Using the records provided below, locate and copy each line that contains the word "Media".

AVAILABLE RECORDS »
## Start
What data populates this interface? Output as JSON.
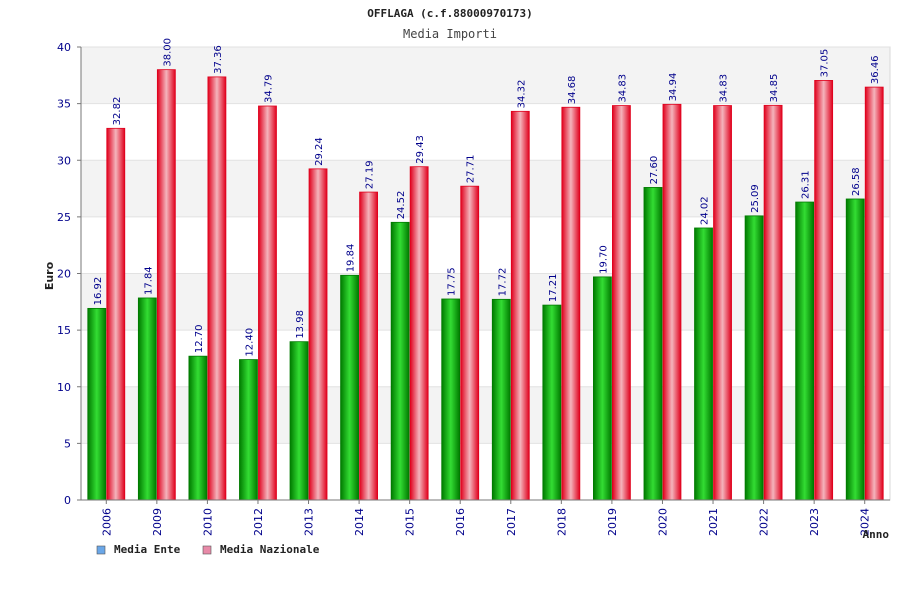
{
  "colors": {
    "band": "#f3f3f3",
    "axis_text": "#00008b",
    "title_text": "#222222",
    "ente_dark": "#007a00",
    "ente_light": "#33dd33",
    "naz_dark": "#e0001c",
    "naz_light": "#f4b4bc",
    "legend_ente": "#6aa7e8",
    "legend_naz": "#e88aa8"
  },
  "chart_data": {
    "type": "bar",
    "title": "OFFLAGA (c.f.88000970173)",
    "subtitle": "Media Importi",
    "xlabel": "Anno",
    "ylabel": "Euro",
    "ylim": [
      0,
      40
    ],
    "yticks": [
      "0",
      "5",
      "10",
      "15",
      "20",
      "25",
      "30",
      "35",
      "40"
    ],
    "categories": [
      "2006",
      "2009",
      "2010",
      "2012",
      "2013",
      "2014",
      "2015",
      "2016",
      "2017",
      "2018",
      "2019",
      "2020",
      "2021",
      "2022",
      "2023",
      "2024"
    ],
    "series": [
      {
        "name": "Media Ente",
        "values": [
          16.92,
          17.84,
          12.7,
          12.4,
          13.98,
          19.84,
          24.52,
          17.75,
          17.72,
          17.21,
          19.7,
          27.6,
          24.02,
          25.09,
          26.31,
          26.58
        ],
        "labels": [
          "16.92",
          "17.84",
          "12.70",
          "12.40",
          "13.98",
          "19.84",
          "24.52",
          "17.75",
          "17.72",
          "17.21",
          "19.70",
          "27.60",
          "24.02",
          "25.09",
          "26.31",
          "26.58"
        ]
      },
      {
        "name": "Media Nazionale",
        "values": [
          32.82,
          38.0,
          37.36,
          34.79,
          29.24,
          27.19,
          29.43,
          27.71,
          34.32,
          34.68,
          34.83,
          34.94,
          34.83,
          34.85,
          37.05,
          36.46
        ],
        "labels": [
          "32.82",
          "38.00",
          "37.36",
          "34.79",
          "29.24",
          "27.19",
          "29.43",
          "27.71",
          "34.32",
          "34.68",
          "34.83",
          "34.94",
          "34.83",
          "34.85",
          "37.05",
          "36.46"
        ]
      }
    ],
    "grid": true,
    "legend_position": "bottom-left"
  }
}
## End
ANSWER BELOW »
    "subtitle": "Media Importi",
        "name": "Media Ente",
        "name": "Media Nazionale",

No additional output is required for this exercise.